##### MATERIAL SUPPLIED #####

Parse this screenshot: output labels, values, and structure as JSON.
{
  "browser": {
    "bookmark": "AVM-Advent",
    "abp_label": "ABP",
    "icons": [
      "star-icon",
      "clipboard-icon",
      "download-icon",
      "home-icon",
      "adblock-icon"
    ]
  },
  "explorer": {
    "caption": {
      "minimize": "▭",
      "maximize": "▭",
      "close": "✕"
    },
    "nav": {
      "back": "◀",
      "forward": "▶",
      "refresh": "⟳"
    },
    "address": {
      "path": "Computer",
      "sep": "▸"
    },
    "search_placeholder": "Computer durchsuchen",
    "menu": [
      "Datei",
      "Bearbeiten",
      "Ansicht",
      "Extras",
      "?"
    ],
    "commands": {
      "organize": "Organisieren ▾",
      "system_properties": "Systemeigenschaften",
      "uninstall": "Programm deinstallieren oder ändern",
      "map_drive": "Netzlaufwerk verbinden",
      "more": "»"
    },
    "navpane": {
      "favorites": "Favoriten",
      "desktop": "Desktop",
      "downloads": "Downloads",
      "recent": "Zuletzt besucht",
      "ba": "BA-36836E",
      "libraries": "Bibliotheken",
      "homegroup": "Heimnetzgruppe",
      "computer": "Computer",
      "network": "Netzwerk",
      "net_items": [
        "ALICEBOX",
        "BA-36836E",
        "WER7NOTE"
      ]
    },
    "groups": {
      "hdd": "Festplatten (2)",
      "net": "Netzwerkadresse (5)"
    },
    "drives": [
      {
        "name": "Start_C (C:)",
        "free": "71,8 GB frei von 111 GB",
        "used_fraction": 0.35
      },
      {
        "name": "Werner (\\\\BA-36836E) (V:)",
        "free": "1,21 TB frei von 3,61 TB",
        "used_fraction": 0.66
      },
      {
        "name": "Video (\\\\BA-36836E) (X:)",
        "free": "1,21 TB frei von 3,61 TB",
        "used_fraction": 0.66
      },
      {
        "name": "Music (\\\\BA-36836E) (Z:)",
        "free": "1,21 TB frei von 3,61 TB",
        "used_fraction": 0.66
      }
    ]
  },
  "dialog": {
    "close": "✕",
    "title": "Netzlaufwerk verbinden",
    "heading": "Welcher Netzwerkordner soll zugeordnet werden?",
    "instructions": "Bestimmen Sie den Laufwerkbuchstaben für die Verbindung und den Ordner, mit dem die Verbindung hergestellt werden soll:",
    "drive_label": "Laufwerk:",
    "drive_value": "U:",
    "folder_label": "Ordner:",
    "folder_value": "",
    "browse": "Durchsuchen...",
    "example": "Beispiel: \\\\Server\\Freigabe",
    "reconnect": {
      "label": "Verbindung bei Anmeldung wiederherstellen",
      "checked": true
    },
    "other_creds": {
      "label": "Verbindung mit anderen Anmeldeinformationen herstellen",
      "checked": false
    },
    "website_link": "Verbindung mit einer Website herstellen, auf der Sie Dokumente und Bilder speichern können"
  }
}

#####

→ WHAT NEEDS TO BE DONE
What is the number of lines above that contain the string "werden"? Answer with the number alone.

→ ANSWER FOR THIS EXERCISE
2